## Extrait à lire
Par définition, les romans de Driss Chraïbi sont en apparence un discours suivi, dont plusieurs éléments constituent la matrice de ces œuvres de fiction : un groupe social, un cas psychologique, un fait divers ou une biographie par exemple. De plus, la forme du récit est de type linéaire, une linéarité qui donne ainsi l’aspect d’une progression continue. L’originalité et la justification du choix romanesque de Driss Chraïbi sont ailleurs. En effet, afin d’user d’une expressivité littéraire maximum, le poète est devenu romancier pour générer un genre lui permettant de mêler tous les genres romanesques. C’est cette espèce de « melting-pot romanesque » qui est à la base de l’immense réussite et de la grande richesse des œuvres de cet auteur.
- La forme des discours
Le discours est essentiellement un discours narratif. Dialogues et énoncés narratifs se succèdent ainsi tout au long du roman et se chargent ainsi par exemple de rendre compte du premier événement relatif aux actes de la libération physique de la mère.
– Oui, dis-je, nous t’avons préparé une petite surprise : tu vas sortir avec nous.
– Mais… Mais ce n’est pas possible..
– Si, c’est possible, dit Naguib avec tendresse. Qu’est-ce que tu crois donc ? Pourquoi t’avons-nous acheté cette belle robe, hein ? Et ces jolis souliers, hein ? Allez, mon petit frère, prends-la par un bras, je me charge de l’autre. Tu y es ? Un, deux, trois, partez !
Nous l’entraînâmes le long du vestibule. (p. 65).
En général, on peut repérer deux sortes d’énoncés dans le roman. Tout d’abord il y a les énoncés narratifs et suggestifs qui renvoient aux gestes libres de la mère tels que : « [elle] se déplaçait sur la pelouse avec la légèreté d’un fantôme, vers le petit ruisseau » (p. 68) ou « et ma mère se déchaussant et dansant en soliste ses propres danses » (p. 87), ou encore cet énoncé : « Maman avait levé le bras (…) et moi mon drapeau immense : la marée humaine monta vers la villa » (p. 123).
Puis il y a les énoncés descriptifs et narratifs qui représentent le comportement du protagoniste, et notamment ses actes, comme l’attribut d’un individu affranchi : « elle entra pieds joints dans la société de consommation et fut une consommatrice anarchique. Elle acheta n’importe quoi. Tout ce qu’elle ne connaissait pas » (p. 94-95).

## Tâche brève a
Du début des enregistrements jusqu'à la ligne contenant « ameda-mya-image: 07 — [276, 458, 368, 542] », incluse, remplacez « Motif luna » par « Motif Luna » sans rien modifier d'autre. Reproduisez uniquement ces lignes.
L'extrait et les enregistrements n'ont aucun rapport entre eux.

Données des éléments et des zones:
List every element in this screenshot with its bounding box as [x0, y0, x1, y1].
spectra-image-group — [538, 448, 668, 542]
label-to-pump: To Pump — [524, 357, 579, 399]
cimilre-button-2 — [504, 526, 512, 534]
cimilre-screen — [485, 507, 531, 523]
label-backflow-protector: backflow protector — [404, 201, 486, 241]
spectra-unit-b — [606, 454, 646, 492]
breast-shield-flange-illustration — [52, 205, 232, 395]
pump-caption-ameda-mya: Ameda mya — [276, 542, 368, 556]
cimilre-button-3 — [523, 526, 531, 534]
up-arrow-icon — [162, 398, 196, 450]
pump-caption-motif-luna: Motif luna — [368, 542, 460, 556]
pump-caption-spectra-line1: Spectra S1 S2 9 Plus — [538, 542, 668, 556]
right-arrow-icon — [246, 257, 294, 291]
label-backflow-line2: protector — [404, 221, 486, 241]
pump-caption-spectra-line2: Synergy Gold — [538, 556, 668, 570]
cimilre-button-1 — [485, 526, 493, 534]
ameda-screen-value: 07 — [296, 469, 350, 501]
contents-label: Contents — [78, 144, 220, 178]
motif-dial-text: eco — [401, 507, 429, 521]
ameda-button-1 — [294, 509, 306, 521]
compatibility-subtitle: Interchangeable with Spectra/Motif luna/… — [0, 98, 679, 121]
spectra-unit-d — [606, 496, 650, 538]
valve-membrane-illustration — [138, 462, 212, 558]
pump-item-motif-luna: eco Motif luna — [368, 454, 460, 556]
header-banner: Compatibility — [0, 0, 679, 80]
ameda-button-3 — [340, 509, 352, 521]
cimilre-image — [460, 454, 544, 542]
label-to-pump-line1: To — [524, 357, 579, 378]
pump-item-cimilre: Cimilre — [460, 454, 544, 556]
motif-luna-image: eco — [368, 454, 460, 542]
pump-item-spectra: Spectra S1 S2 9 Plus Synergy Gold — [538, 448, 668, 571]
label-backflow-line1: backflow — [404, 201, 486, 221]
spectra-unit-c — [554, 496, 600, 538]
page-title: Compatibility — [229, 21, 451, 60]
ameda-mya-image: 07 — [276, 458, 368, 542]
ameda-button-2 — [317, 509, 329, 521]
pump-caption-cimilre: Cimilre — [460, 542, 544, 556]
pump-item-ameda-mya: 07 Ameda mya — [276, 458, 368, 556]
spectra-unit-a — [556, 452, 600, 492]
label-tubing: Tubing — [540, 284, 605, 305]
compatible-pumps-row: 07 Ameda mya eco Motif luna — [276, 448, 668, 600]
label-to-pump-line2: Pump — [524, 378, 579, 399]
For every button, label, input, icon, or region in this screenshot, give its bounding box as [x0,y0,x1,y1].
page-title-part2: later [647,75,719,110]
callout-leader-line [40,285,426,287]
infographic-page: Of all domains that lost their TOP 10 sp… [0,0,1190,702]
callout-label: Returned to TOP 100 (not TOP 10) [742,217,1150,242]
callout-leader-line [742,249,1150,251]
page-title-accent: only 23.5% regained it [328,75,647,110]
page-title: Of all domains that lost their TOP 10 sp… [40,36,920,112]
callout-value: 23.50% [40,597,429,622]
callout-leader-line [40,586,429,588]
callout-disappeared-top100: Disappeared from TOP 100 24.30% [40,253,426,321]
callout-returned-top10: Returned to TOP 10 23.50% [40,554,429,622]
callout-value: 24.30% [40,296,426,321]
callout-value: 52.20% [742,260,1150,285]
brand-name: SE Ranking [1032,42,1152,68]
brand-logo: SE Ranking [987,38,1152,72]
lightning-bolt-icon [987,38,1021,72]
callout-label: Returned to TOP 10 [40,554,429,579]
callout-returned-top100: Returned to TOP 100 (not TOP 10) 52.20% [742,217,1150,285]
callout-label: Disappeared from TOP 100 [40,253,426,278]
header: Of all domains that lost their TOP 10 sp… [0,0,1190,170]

## Tâche brève b
Selon l'extrait sur les romans de Driss Chraïbi, de quel type est la forme du récit ?

## Réponse complète a
List every element in this screenshot with its bounding box as [x0, y0, x1, y1].
spectra-image-group — [538, 448, 668, 542]
label-to-pump: To Pump — [524, 357, 579, 399]
cimilre-button-2 — [504, 526, 512, 534]
cimilre-screen — [485, 507, 531, 523]
label-backflow-protector: backflow protector — [404, 201, 486, 241]
spectra-unit-b — [606, 454, 646, 492]
breast-shield-flange-illustration — [52, 205, 232, 395]
pump-caption-ameda-mya: Ameda mya — [276, 542, 368, 556]
cimilre-button-3 — [523, 526, 531, 534]
up-arrow-icon — [162, 398, 196, 450]
pump-caption-motif-luna: Motif Luna — [368, 542, 460, 556]
pump-caption-spectra-line1: Spectra S1 S2 9 Plus — [538, 542, 668, 556]
right-arrow-icon — [246, 257, 294, 291]
label-backflow-line2: protector — [404, 221, 486, 241]
pump-caption-spectra-line2: Synergy Gold — [538, 556, 668, 570]
cimilre-button-1 — [485, 526, 493, 534]
ameda-screen-value: 07 — [296, 469, 350, 501]
contents-label: Contents — [78, 144, 220, 178]
motif-dial-text: eco — [401, 507, 429, 521]
ameda-button-1 — [294, 509, 306, 521]
compatibility-subtitle: Interchangeable with Spectra/Motif Luna/… — [0, 98, 679, 121]
spectra-unit-d — [606, 496, 650, 538]
valve-membrane-illustration — [138, 462, 212, 558]
pump-item-motif-luna: eco Motif Luna — [368, 454, 460, 556]
header-banner: Compatibility — [0, 0, 679, 80]
ameda-button-3 — [340, 509, 352, 521]
cimilre-image — [460, 454, 544, 542]
label-to-pump-line1: To — [524, 357, 579, 378]
pump-item-cimilre: Cimilre — [460, 454, 544, 556]
motif-luna-image: eco — [368, 454, 460, 542]
pump-item-spectra: Spectra S1 S2 9 Plus Synergy Gold — [538, 448, 668, 571]
label-backflow-line1: backflow — [404, 201, 486, 221]
spectra-unit-c — [554, 496, 600, 538]
page-title: Compatibility — [229, 21, 451, 60]
ameda-mya-image: 07 — [276, 458, 368, 542]

## Réponse complète b
Elle est de type linéaire.